§ Goal of the exercise
Quote the whole listing word for word, please.

§ Exercise data
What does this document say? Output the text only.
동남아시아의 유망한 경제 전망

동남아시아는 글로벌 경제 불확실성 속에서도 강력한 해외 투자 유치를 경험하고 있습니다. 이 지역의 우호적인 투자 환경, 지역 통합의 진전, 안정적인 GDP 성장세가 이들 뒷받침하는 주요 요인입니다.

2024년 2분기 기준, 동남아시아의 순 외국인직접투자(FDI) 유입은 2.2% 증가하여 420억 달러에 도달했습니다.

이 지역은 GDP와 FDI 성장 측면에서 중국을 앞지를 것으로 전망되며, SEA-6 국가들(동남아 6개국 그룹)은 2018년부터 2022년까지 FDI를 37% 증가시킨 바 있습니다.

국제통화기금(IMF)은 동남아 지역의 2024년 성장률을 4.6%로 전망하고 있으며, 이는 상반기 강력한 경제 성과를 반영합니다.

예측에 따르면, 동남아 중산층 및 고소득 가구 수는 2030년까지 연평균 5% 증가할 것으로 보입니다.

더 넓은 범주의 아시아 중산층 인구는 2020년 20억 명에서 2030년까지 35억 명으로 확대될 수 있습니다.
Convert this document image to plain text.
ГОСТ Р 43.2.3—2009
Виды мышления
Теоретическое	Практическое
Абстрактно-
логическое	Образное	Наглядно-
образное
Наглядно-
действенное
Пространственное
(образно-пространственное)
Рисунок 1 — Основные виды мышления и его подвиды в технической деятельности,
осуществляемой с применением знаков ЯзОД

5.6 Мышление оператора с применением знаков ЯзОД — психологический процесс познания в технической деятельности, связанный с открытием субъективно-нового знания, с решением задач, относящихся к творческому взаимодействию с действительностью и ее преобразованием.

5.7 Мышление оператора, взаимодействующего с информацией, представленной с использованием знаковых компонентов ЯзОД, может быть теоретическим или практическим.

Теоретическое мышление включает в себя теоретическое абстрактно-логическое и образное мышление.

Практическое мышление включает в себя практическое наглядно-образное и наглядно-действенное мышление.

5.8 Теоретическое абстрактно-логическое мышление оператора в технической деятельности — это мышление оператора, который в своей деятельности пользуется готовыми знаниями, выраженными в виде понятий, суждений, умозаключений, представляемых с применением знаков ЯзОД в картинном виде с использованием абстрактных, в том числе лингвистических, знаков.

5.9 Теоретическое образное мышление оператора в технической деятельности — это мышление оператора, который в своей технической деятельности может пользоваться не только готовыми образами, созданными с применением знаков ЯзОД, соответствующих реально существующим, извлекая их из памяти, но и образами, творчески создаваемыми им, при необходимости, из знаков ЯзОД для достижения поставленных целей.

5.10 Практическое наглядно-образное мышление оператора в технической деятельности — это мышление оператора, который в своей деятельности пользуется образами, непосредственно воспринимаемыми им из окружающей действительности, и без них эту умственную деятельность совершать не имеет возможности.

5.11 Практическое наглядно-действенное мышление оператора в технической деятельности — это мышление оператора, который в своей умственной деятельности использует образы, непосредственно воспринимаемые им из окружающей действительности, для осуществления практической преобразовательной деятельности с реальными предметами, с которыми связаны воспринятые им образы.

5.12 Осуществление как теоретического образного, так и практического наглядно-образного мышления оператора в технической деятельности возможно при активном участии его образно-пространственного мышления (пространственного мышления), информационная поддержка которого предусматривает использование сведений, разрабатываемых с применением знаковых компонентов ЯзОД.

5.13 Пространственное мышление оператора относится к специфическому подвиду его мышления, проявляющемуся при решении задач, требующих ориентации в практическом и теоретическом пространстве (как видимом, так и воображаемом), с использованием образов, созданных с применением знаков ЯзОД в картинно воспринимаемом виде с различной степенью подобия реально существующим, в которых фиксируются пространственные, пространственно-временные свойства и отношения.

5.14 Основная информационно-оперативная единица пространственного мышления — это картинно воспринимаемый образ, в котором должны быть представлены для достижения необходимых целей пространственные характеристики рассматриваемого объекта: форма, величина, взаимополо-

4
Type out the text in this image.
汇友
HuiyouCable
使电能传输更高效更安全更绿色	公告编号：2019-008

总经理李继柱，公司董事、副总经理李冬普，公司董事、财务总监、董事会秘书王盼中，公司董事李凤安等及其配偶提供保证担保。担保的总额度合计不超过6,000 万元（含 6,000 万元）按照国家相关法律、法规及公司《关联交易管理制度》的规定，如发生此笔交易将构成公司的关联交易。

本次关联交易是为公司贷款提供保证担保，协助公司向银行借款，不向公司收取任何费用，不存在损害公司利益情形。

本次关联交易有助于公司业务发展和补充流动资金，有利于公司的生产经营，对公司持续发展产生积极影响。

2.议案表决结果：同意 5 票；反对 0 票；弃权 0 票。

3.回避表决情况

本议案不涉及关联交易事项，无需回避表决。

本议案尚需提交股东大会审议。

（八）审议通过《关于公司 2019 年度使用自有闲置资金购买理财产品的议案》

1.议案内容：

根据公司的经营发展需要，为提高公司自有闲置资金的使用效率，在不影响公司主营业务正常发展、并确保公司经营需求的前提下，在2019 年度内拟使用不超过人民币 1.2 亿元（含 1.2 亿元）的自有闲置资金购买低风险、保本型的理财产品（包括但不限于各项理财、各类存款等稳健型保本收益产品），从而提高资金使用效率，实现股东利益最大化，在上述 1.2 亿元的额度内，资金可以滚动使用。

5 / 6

§ Response for this exercise
What does this document say? Output the text only.
동남아시아의 유망한 경제 전망

동남아시아는 글로벌 경제 불확실성 속에서도 강력한 해외 투자 유치를 경험하고 있습니다. 이 지역의 우호적인 투자 환경, 지역 통합의 진전, 안정적인 GDP 성장세가 이들 뒷받침하는 주요 요인입니다.

2024년 2분기 기준, 동남아시아의 순 외국인직접투자(FDI) 유입은 2.2% 증가하여 420억 달러에 도달했습니다.

이 지역은 GDP와 FDI 성장 측면에서 중국을 앞지를 것으로 전망되며, SEA-6 국가들(동남아 6개국 그룹)은 2018년부터 2022년까지 FDI를 37% 증가시킨 바 있습니다.

국제통화기금(IMF)은 동남아 지역의 2024년 성장률을 4.6%로 전망하고 있으며, 이는 상반기 강력한 경제 성과를 반영합니다.

예측에 따르면, 동남아 중산층 및 고소득 가구 수는 2030년까지 연평균 5% 증가할 것으로 보입니다.

더 넓은 범주의 아시아 중산층 인구는 2020년 20억 명에서 2030년까지 35억 명으로 확대될 수 있습니다.
Convert this document image to plain text.
ГОСТ Р 43.2.3—2009
Виды мышления
Теоретическое	Практическое
Абстрактно-
логическое	Образное	Наглядно-
образное
Наглядно-
действенное
Пространственное
(образно-пространственное)
Рисунок 1 — Основные виды мышления и его подвиды в технической деятельности,
осуществляемой с применением знаков ЯзОД

5.6 Мышление оператора с применением знаков ЯзОД — психологический процесс познания в технической деятельности, связанный с открытием субъективно-нового знания, с решением задач, относящихся к творческому взаимодействию с действительностью и ее преобразованием.

5.7 Мышление оператора, взаимодействующего с информацией, представленной с использованием знаковых компонентов ЯзОД, может быть теоретическим или практическим.

Теоретическое мышление включает в себя теоретическое абстрактно-логическое и образное мышление.

Практическое мышление включает в себя практическое наглядно-образное и наглядно-действенное мышление.

5.8 Теоретическое абстрактно-логическое мышление оператора в технической деятельности — это мышление оператора, который в своей деятельности пользуется готовыми знаниями, выраженными в виде понятий, суждений, умозаключений, представляемых с применением знаков ЯзОД в картинном виде с использованием абстрактных, в том числе лингвистических, знаков.

5.9 Теоретическое образное мышление оператора в технической деятельности — это мышление оператора, который в своей технической деятельности может пользоваться не только готовыми образами, созданными с применением знаков ЯзОД, соответствующих реально существующим, извлекая их из памяти, но и образами, творчески создаваемыми им, при необходимости, из знаков ЯзОД для достижения поставленных целей.

5.10 Практическое наглядно-образное мышление оператора в технической деятельности — это мышление оператора, который в своей деятельности пользуется образами, непосредственно воспринимаемыми им из окружающей действительности, и без них эту умственную деятельность совершать не имеет возможности.

5.11 Практическое наглядно-действенное мышление оператора в технической деятельности — это мышление оператора, который в своей умственной деятельности использует образы, непосредственно воспринимаемые им из окружающей действительности, для осуществления практической преобразовательной деятельности с реальными предметами, с которыми связаны воспринятые им образы.

5.12 Осуществление как теоретического образного, так и практического наглядно-образного мышления оператора в технической деятельности возможно при активном участии его образно-пространственного мышления (пространственного мышления), информационная поддержка которого предусматривает использование сведений, разрабатываемых с применением знаковых компонентов ЯзОД.

5.13 Пространственное мышление оператора относится к специфическому подвиду его мышления, проявляющемуся при решении задач, требующих ориентации в практическом и теоретическом пространстве (как видимом, так и воображаемом), с использованием образов, созданных с применением знаков ЯзОД в картинно воспринимаемом виде с различной степенью подобия реально существующим, в которых фиксируются пространственные, пространственно-временные свойства и отношения.

5.14 Основная информационно-оперативная единица пространственного мышления — это картинно воспринимаемый образ, в котором должны быть представлены для достижения необходимых целей пространственные характеристики рассматриваемого объекта: форма, величина, взаимополо-

4
Type out the text in this image.
汇友
HuiyouCable
使电能传输更高效更安全更绿色	公告编号：2019-008

总经理李继柱，公司董事、副总经理李冬普，公司董事、财务总监、董事会秘书王盼中，公司董事李凤安等及其配偶提供保证担保。担保的总额度合计不超过6,000 万元（含 6,000 万元）按照国家相关法律、法规及公司《关联交易管理制度》的规定，如发生此笔交易将构成公司的关联交易。

本次关联交易是为公司贷款提供保证担保，协助公司向银行借款，不向公司收取任何费用，不存在损害公司利益情形。

本次关联交易有助于公司业务发展和补充流动资金，有利于公司的生产经营，对公司持续发展产生积极影响。

2.议案表决结果：同意 5 票；反对 0 票；弃权 0 票。

3.回避表决情况

本议案不涉及关联交易事项，无需回避表决。

本议案尚需提交股东大会审议。

（八）审议通过《关于公司 2019 年度使用自有闲置资金购买理财产品的议案》

1.议案内容：

根据公司的经营发展需要，为提高公司自有闲置资金的使用效率，在不影响公司主营业务正常发展、并确保公司经营需求的前提下，在2019 年度内拟使用不超过人民币 1.2 亿元（含 1.2 亿元）的自有闲置资金购买低风险、保本型的理财产品（包括但不限于各项理财、各类存款等稳健型保本收益产品），从而提高资金使用效率，实现股东利益最大化，在上述 1.2 亿元的额度内，资金可以滚动使用。

5 / 6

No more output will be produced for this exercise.